**CHALLENGE:** Give back the records below exactly, every one, with no pictures.

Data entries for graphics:
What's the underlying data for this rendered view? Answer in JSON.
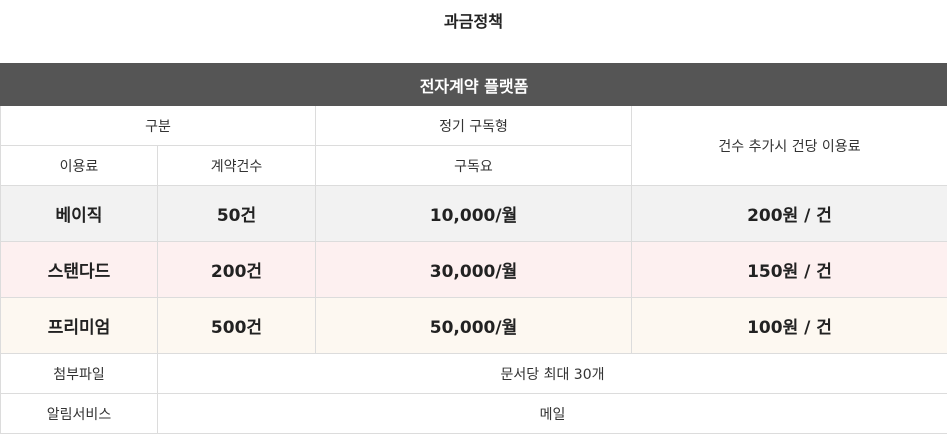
{
  "page": {
    "title": "과금정책"
  },
  "table": {
    "banner": "전자계약 플랫폼",
    "header": {
      "category": "구분",
      "subscription": "정기 구독형",
      "extra_fee": "건수 추가시 건당 이용료",
      "fee": "이용료",
      "contracts": "계약건수",
      "subscription_fee": "구독요"
    },
    "plans": [
      {
        "name": "베이직",
        "contracts": "50건",
        "price": "10,000/월",
        "extra": "200원 / 건"
      },
      {
        "name": "스탠다드",
        "contracts": "200건",
        "price": "30,000/월",
        "extra": "150원 / 건"
      },
      {
        "name": "프리미엄",
        "contracts": "500건",
        "price": "50,000/월",
        "extra": "100원 / 건"
      }
    ],
    "attachments": {
      "label": "첨부파일",
      "value": "문서당 최대 30개"
    },
    "notification": {
      "label": "알림서비스",
      "value": "메일"
    }
  }
}
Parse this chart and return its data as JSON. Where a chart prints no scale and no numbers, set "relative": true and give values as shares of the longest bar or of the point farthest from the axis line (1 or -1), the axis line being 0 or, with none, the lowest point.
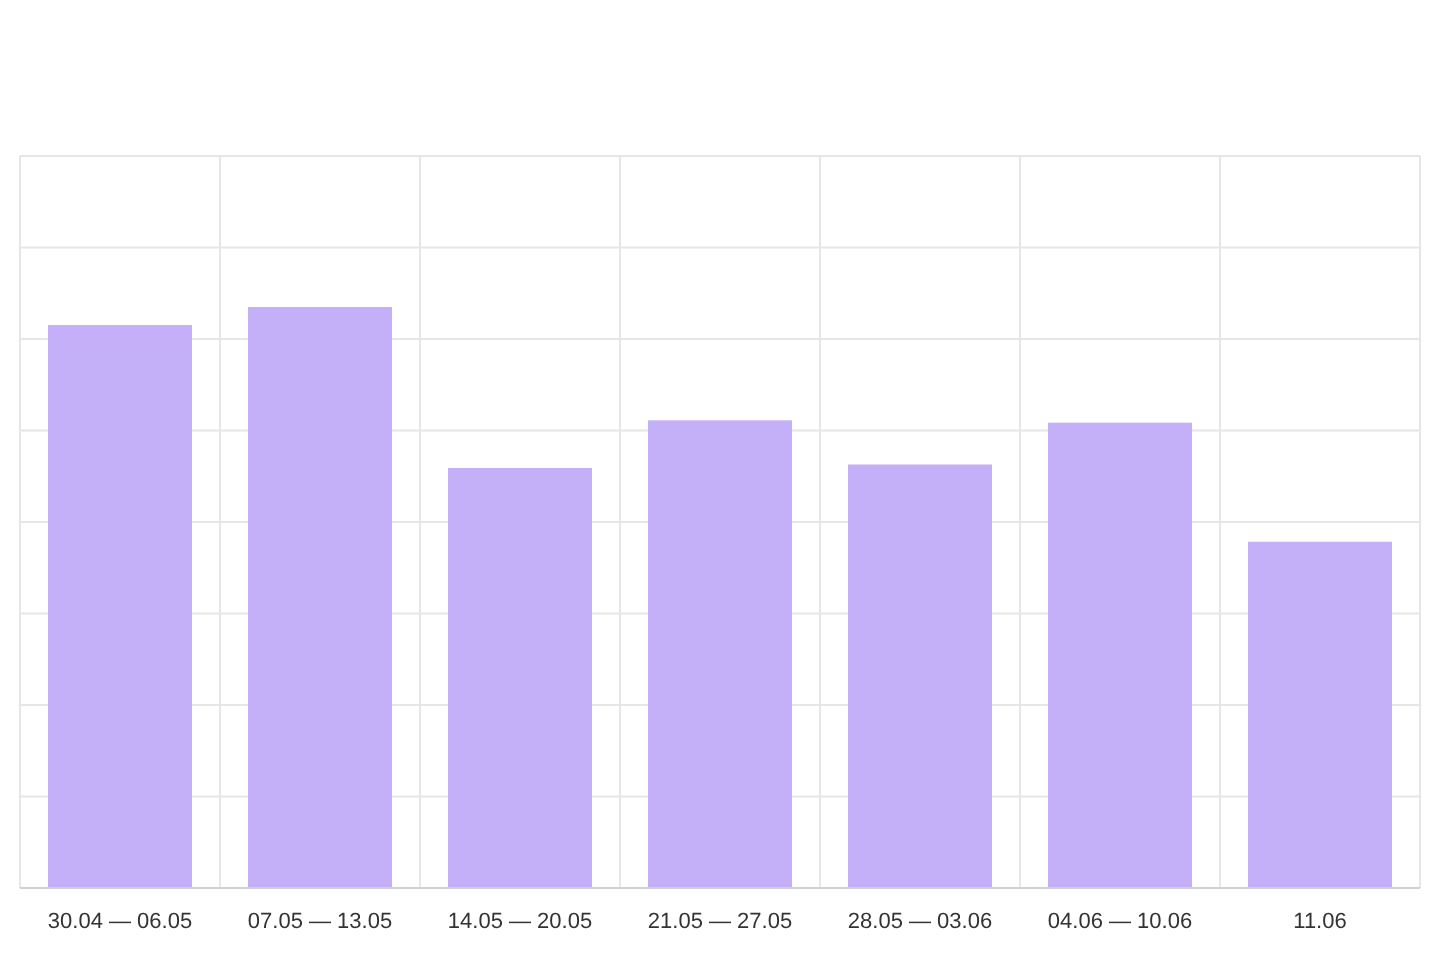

**ANSWER TO THE PROBLEM:**
What's the underlying data for this rendered view? Answer in JSON.
{
  "page": {
    "title": "과금정책"
  },
  "table": {
    "banner": "전자계약 플랫폼",
    "header": {
      "category": "구분",
      "subscription": "정기 구독형",
      "extra_fee": "건수 추가시 건당 이용료",
      "fee": "이용료",
      "contracts": "계약건수",
      "subscription_fee": "구독요"
    },
    "plans": [
      {
        "name": "베이직",
        "contracts": "50건",
        "price": "10,000/월",
        "extra": "200원 / 건"
      },
      {
        "name": "스탠다드",
        "contracts": "200건",
        "price": "30,000/월",
        "extra": "150원 / 건"
      },
      {
        "name": "프리미엄",
        "contracts": "500건",
        "price": "50,000/월",
        "extra": "100원 / 건"
      }
    ],
    "attachments": {
      "label": "첨부파일",
      "value": "문서당 최대 30개"
    },
    "notification": {
      "label": "알림서비스",
      "value": "메일"
    }
  }
}
Parse this chart and return its data as JSON. Where a chart prints no scale and no numbers, set "relative": true and give values as shares of the longest bar or of the point farthest from the axis line (1 or -1), the axis line being 0 or, with none, the lowest point.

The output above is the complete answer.